━━ Input rows
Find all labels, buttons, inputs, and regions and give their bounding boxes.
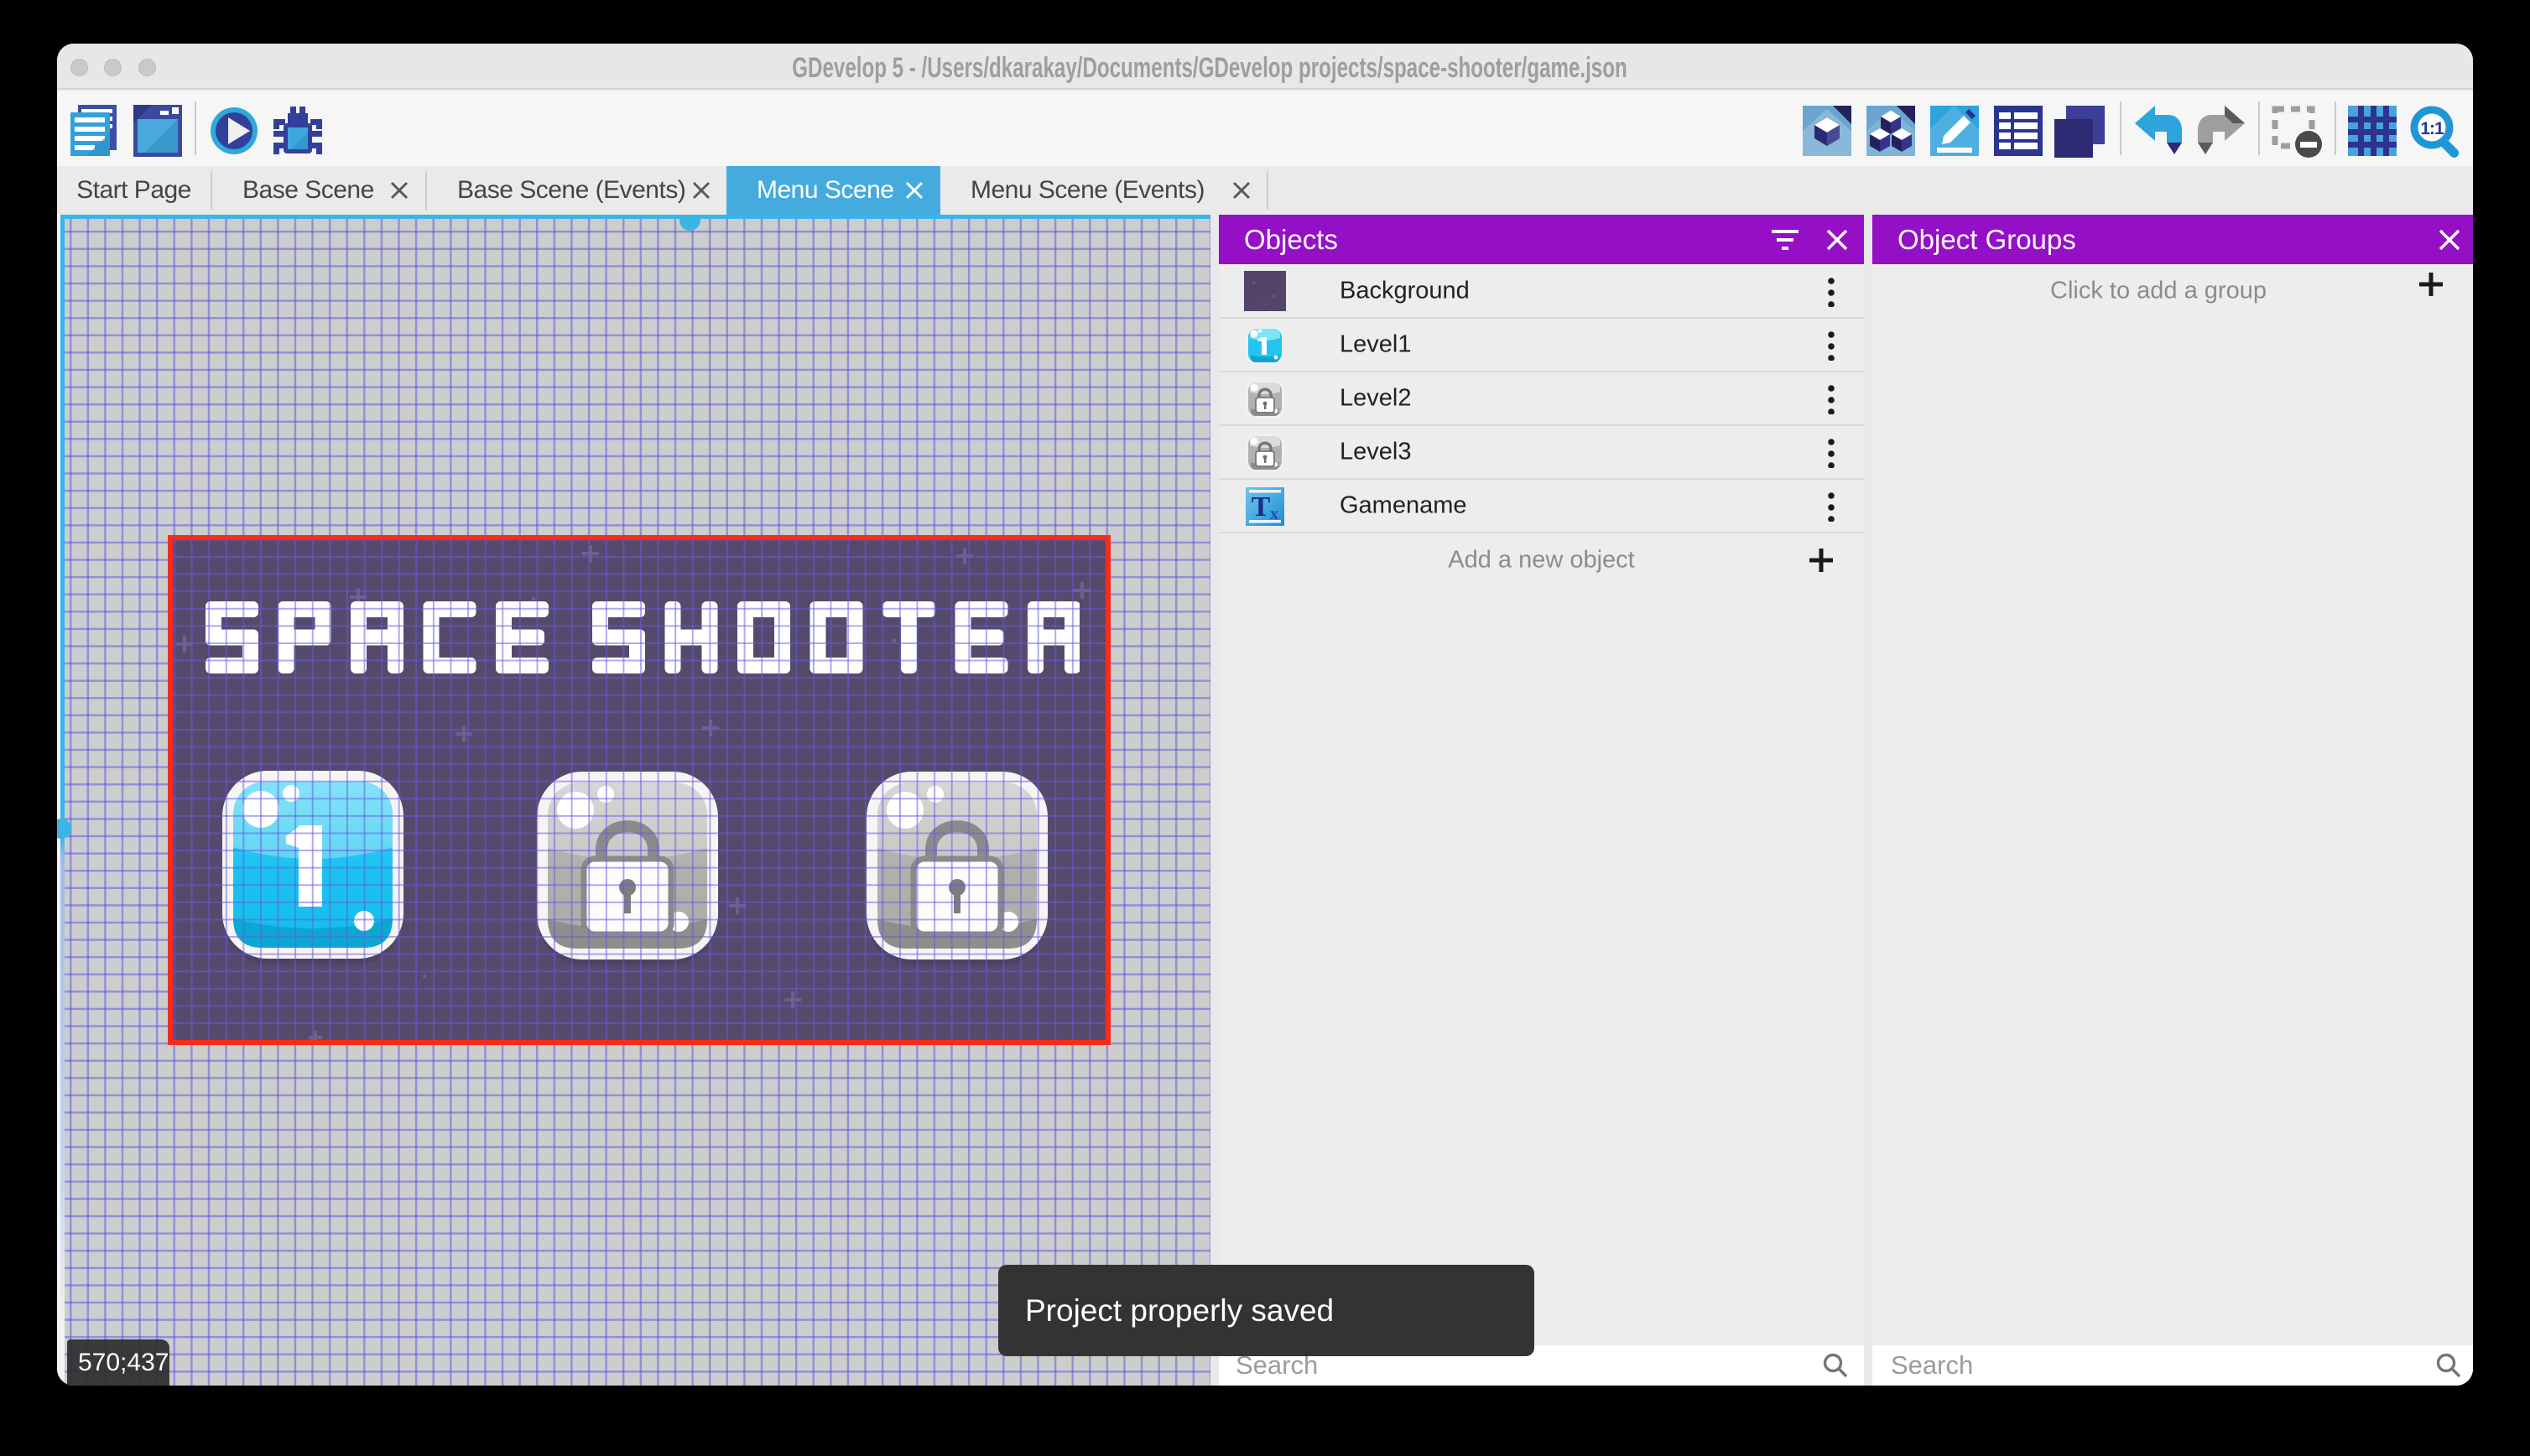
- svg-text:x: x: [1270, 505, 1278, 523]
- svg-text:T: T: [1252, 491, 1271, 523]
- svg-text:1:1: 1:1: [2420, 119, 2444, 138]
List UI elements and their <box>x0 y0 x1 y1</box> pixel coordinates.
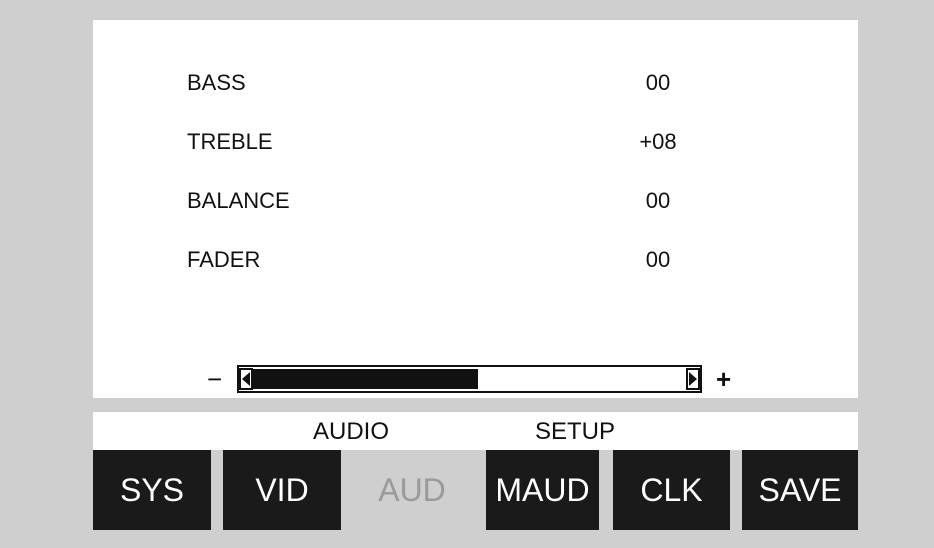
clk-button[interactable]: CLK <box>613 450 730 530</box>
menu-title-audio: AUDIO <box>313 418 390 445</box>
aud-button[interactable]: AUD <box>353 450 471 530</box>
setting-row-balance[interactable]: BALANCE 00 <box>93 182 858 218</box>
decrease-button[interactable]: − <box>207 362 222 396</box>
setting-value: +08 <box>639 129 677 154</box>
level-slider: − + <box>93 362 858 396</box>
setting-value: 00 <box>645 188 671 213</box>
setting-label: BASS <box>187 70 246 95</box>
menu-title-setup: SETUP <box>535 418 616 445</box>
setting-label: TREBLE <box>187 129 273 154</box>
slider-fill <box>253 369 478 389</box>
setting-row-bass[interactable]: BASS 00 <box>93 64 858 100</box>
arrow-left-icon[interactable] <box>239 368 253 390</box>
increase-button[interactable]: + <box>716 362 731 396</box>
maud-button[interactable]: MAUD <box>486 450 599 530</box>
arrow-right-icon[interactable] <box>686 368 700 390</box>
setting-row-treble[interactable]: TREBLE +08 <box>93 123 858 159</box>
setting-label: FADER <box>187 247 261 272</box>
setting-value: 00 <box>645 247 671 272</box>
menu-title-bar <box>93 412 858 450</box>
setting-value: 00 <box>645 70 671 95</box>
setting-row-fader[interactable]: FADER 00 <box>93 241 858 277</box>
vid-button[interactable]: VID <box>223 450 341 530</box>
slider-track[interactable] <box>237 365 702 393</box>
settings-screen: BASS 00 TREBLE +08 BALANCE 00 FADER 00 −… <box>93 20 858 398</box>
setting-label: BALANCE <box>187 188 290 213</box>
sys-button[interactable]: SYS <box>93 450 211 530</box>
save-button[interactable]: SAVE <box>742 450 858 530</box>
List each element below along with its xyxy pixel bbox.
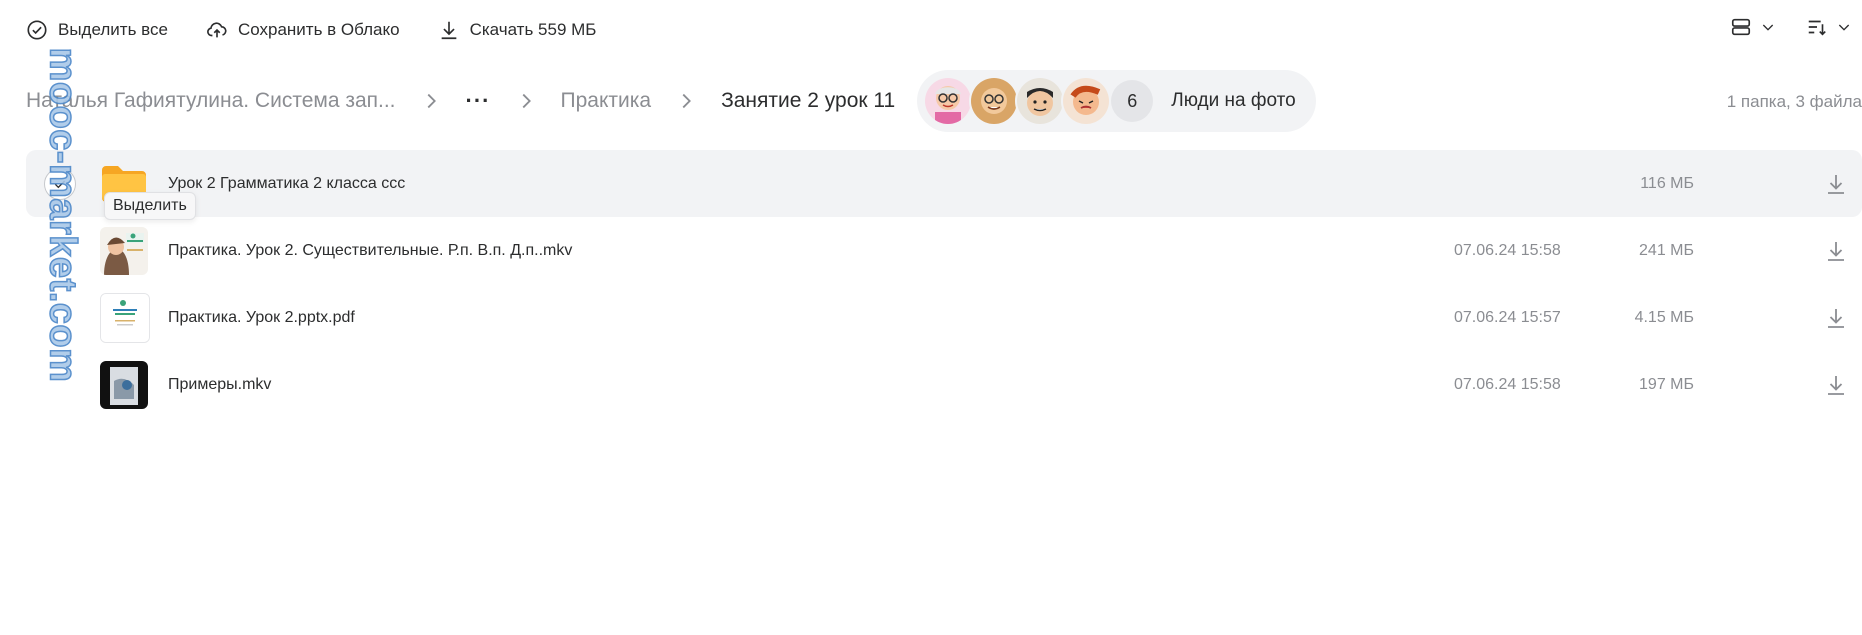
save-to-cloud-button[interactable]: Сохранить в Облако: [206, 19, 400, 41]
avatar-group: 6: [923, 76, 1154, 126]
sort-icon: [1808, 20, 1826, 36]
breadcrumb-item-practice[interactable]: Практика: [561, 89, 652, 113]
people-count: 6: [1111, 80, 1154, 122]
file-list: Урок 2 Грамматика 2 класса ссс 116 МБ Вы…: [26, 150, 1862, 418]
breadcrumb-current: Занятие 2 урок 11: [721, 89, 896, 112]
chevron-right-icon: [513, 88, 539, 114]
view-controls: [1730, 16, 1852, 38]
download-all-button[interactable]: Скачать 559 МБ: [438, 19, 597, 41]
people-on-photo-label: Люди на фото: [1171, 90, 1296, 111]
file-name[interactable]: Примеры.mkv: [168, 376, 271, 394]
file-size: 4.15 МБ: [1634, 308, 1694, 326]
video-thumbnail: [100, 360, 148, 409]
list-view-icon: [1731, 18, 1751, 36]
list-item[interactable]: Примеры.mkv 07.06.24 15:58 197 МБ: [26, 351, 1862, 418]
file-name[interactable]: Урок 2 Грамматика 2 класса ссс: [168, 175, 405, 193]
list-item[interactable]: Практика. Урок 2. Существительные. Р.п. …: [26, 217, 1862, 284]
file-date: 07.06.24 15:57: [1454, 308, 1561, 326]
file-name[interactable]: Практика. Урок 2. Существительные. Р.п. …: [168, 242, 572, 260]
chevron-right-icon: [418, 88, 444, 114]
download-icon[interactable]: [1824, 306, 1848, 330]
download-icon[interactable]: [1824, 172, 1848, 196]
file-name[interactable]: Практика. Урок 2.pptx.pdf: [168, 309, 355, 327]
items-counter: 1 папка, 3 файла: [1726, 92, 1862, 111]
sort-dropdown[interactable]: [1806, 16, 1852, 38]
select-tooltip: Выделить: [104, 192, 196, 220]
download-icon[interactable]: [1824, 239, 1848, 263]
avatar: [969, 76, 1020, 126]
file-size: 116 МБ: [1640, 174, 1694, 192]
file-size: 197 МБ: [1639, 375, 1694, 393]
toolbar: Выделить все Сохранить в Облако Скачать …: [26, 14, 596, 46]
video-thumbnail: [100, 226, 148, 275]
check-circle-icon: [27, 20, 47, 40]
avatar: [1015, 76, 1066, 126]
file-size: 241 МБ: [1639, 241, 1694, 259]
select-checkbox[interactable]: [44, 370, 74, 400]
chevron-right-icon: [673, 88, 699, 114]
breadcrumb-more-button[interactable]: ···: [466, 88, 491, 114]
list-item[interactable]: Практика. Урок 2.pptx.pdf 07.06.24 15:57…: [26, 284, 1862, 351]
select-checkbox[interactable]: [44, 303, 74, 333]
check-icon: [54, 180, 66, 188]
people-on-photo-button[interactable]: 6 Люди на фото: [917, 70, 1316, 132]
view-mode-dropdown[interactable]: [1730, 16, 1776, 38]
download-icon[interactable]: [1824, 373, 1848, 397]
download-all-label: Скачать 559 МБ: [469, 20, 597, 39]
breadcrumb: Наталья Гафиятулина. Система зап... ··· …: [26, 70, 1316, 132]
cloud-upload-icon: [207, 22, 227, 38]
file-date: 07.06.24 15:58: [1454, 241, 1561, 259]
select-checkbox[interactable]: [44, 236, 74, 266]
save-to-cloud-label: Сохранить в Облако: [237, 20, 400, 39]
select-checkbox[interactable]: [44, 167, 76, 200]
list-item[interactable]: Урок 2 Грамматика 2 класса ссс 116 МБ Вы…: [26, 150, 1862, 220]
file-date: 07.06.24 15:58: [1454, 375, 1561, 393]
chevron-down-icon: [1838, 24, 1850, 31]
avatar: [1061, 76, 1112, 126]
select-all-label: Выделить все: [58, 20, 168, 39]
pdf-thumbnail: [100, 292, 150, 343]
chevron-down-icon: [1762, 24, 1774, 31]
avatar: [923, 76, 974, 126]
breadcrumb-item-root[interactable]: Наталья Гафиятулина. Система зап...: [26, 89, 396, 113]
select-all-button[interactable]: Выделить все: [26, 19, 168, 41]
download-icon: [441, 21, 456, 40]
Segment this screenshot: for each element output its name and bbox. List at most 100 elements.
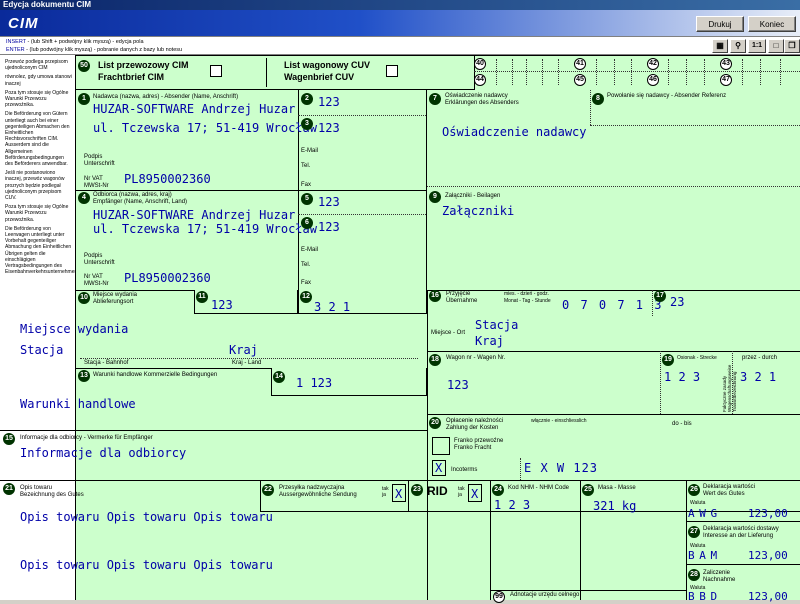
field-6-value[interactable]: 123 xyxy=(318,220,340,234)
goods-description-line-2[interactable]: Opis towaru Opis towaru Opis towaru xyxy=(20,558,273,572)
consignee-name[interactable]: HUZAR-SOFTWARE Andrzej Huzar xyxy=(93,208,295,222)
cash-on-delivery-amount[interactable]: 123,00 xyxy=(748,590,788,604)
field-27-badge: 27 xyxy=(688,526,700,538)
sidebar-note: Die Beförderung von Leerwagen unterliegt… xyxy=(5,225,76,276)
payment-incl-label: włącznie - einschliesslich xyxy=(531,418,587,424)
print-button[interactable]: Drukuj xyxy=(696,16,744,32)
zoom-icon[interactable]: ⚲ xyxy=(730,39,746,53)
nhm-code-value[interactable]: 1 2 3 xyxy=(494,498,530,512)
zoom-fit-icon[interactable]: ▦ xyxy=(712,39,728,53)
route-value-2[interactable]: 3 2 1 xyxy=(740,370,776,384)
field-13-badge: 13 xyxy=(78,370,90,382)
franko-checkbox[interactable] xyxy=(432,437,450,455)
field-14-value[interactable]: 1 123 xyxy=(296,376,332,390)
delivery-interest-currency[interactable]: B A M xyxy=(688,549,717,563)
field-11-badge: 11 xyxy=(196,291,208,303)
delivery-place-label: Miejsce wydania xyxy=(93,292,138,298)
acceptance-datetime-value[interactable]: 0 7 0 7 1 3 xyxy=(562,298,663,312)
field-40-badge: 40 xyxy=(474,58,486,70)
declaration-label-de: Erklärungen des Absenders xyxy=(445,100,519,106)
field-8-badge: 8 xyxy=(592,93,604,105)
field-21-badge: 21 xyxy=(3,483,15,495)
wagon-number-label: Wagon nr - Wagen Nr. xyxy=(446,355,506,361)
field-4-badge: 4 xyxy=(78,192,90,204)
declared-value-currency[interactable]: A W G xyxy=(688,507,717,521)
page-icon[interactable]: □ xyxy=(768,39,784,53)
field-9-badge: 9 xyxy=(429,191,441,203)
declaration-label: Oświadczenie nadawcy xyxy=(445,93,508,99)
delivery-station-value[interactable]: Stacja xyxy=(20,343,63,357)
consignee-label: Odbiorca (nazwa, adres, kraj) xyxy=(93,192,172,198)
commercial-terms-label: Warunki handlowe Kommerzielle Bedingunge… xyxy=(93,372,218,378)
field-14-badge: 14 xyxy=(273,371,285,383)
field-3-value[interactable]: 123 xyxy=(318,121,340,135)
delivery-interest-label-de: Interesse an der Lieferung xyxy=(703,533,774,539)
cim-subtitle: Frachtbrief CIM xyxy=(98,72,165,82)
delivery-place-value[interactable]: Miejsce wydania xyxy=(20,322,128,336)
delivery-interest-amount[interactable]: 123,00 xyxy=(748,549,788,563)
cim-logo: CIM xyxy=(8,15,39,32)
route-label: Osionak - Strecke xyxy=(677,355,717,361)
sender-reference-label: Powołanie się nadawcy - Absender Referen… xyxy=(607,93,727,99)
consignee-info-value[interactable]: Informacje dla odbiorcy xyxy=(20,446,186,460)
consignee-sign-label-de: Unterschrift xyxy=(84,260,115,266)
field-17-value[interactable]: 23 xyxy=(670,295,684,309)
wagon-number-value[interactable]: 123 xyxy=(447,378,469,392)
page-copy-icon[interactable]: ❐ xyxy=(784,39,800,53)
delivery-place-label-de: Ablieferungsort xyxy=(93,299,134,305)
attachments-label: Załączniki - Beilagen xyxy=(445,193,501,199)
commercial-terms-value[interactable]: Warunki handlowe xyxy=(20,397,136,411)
━━━━
Rename "avatar-group" to "avatar-stack" in the items, starting at the line containing "save-to-cloud-button[interactable]: Сохранить в" and ending with the line containing "download-all-button[interactable]: Скачать 559". Output only those lines, with nothing else changed.

save-to-cloud-button[interactable]: Сохранить в Облако: [206, 19, 400, 41]
avatar-stack: 6: [923, 76, 1154, 126]
sort-icon: [1808, 20, 1826, 36]
breadcrumb-item-practice[interactable]: Практика: [561, 89, 652, 113]
people-count: 6: [1111, 80, 1154, 122]
file-list: Урок 2 Грамматика 2 класса ссс 116 МБ Вы…: [26, 150, 1862, 418]
breadcrumb-current: Занятие 2 урок 11: [721, 89, 896, 112]
chevron-right-icon: [513, 88, 539, 114]
view-controls: [1730, 16, 1852, 38]
download-all-button[interactable]: Скачать 559 МБ: [438, 19, 597, 41]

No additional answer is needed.